__GIVEN EXERCISE__
All entries are to be quoted exactly; the images stay out of the copy.

__MATERIAL TO PROCESS__
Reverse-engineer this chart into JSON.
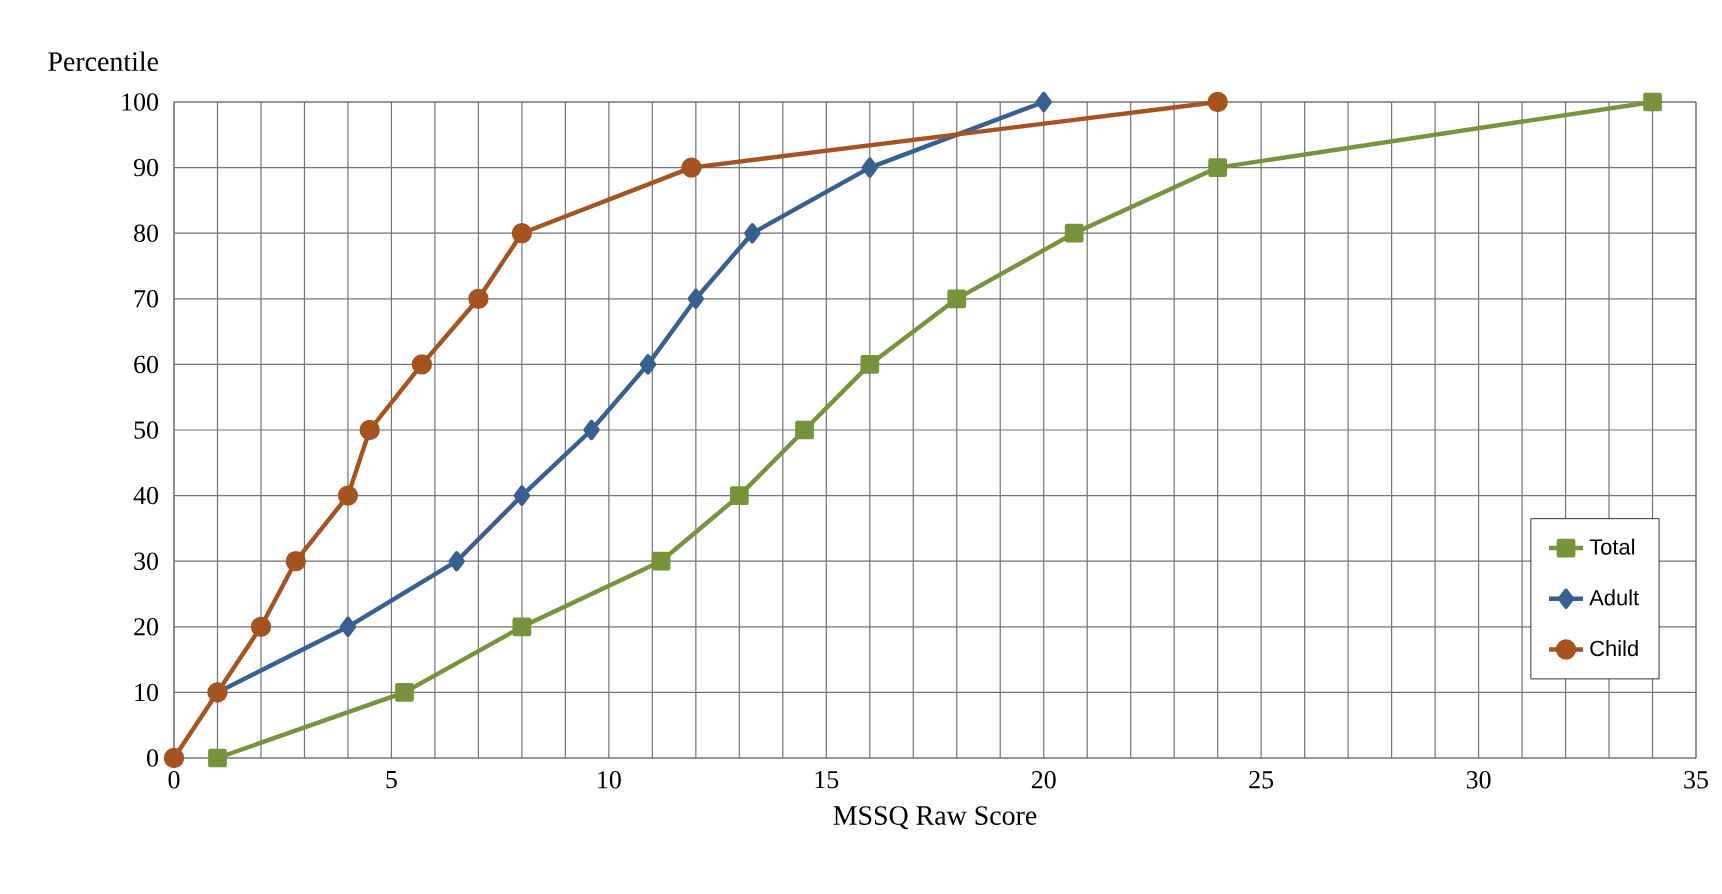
{
  "chart_data": {
    "type": "line",
    "xlabel": "MSSQ Raw Score",
    "ylabel": "Percentile",
    "xlim": [
      0,
      35
    ],
    "ylim": [
      0,
      100
    ],
    "xticks": [
      0,
      {
        "value": 1,
        "label": null
      },
      {
        "value": 2,
        "label": null
      },
      {
        "value": 3,
        "label": null
      },
      {
        "value": 4,
        "label": null
      },
      5,
      {
        "value": 6,
        "label": null
      },
      {
        "value": 7,
        "label": null
      },
      {
        "value": 8,
        "label": null
      },
      {
        "value": 9,
        "label": null
      },
      10,
      {
        "value": 11,
        "label": null
      },
      {
        "value": 12,
        "label": null
      },
      {
        "value": 13,
        "label": null
      },
      {
        "value": 14,
        "label": null
      },
      15,
      {
        "value": 16,
        "label": null
      },
      {
        "value": 17,
        "label": null
      },
      {
        "value": 18,
        "label": null
      },
      {
        "value": 19,
        "label": null
      },
      20,
      {
        "value": 21,
        "label": null
      },
      {
        "value": 22,
        "label": null
      },
      {
        "value": 23,
        "label": null
      },
      {
        "value": 24,
        "label": null
      },
      25,
      {
        "value": 26,
        "label": null
      },
      {
        "value": 27,
        "label": null
      },
      {
        "value": 28,
        "label": null
      },
      {
        "value": 29,
        "label": null
      },
      30,
      {
        "value": 31,
        "label": null
      },
      {
        "value": 32,
        "label": null
      },
      {
        "value": 33,
        "label": null
      },
      {
        "value": 34,
        "label": null
      },
      35
    ],
    "yticks": [
      0,
      10,
      20,
      30,
      40,
      50,
      60,
      70,
      80,
      90,
      100
    ],
    "grid": true,
    "legend": "bottom right",
    "line_style": "solid",
    "series": [
      {
        "name": "Total",
        "color": "#77933c",
        "marker": "square",
        "x": [
          1,
          5.3,
          8,
          11.2,
          13,
          14.5,
          16,
          18,
          20.7,
          24,
          34
        ],
        "values": [
          0,
          10,
          20,
          30,
          40,
          50,
          60,
          70,
          80,
          90,
          100
        ]
      },
      {
        "name": "Adult",
        "color": "#376092",
        "marker": "diamond",
        "x": [
          1,
          4,
          6.5,
          8,
          9.6,
          10.9,
          12,
          13.3,
          16,
          20
        ],
        "values": [
          10,
          20,
          30,
          40,
          50,
          60,
          70,
          80,
          90,
          100
        ]
      },
      {
        "name": "Child",
        "color": "#a5541f",
        "marker": "circle",
        "x": [
          0,
          1,
          2,
          2.8,
          4,
          4.5,
          5.7,
          7,
          8,
          11.9,
          24
        ],
        "values": [
          0,
          10,
          20,
          30,
          40,
          50,
          60,
          70,
          80,
          90,
          100
        ]
      }
    ]
  }
}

__ANSWER TO THIS TASK__
Reverse-engineer this chart into JSON.
{
  "chart_data": {
    "type": "line",
    "xlabel": "MSSQ Raw Score",
    "ylabel": "Percentile",
    "xlim": [
      0,
      35
    ],
    "ylim": [
      0,
      100
    ],
    "xticks": [
      0,
      {
        "value": 1,
        "label": null
      },
      {
        "value": 2,
        "label": null
      },
      {
        "value": 3,
        "label": null
      },
      {
        "value": 4,
        "label": null
      },
      5,
      {
        "value": 6,
        "label": null
      },
      {
        "value": 7,
        "label": null
      },
      {
        "value": 8,
        "label": null
      },
      {
        "value": 9,
        "label": null
      },
      10,
      {
        "value": 11,
        "label": null
      },
      {
        "value": 12,
        "label": null
      },
      {
        "value": 13,
        "label": null
      },
      {
        "value": 14,
        "label": null
      },
      15,
      {
        "value": 16,
        "label": null
      },
      {
        "value": 17,
        "label": null
      },
      {
        "value": 18,
        "label": null
      },
      {
        "value": 19,
        "label": null
      },
      20,
      {
        "value": 21,
        "label": null
      },
      {
        "value": 22,
        "label": null
      },
      {
        "value": 23,
        "label": null
      },
      {
        "value": 24,
        "label": null
      },
      25,
      {
        "value": 26,
        "label": null
      },
      {
        "value": 27,
        "label": null
      },
      {
        "value": 28,
        "label": null
      },
      {
        "value": 29,
        "label": null
      },
      30,
      {
        "value": 31,
        "label": null
      },
      {
        "value": 32,
        "label": null
      },
      {
        "value": 33,
        "label": null
      },
      {
        "value": 34,
        "label": null
      },
      35
    ],
    "yticks": [
      0,
      10,
      20,
      30,
      40,
      50,
      60,
      70,
      80,
      90,
      100
    ],
    "grid": true,
    "legend": "bottom right",
    "line_style": "solid",
    "series": [
      {
        "name": "Total",
        "color": "#77933c",
        "marker": "square",
        "x": [
          1,
          5.3,
          8,
          11.2,
          13,
          14.5,
          16,
          18,
          20.7,
          24,
          34
        ],
        "values": [
          0,
          10,
          20,
          30,
          40,
          50,
          60,
          70,
          80,
          90,
          100
        ]
      },
      {
        "name": "Adult",
        "color": "#376092",
        "marker": "diamond",
        "x": [
          1,
          4,
          6.5,
          8,
          9.6,
          10.9,
          12,
          13.3,
          16,
          20
        ],
        "values": [
          10,
          20,
          30,
          40,
          50,
          60,
          70,
          80,
          90,
          100
        ]
      },
      {
        "name": "Child",
        "color": "#a5541f",
        "marker": "circle",
        "x": [
          0,
          1,
          2,
          2.8,
          4,
          4.5,
          5.7,
          7,
          8,
          11.9,
          24
        ],
        "values": [
          0,
          10,
          20,
          30,
          40,
          50,
          60,
          70,
          80,
          90,
          100
        ]
      }
    ]
  }
}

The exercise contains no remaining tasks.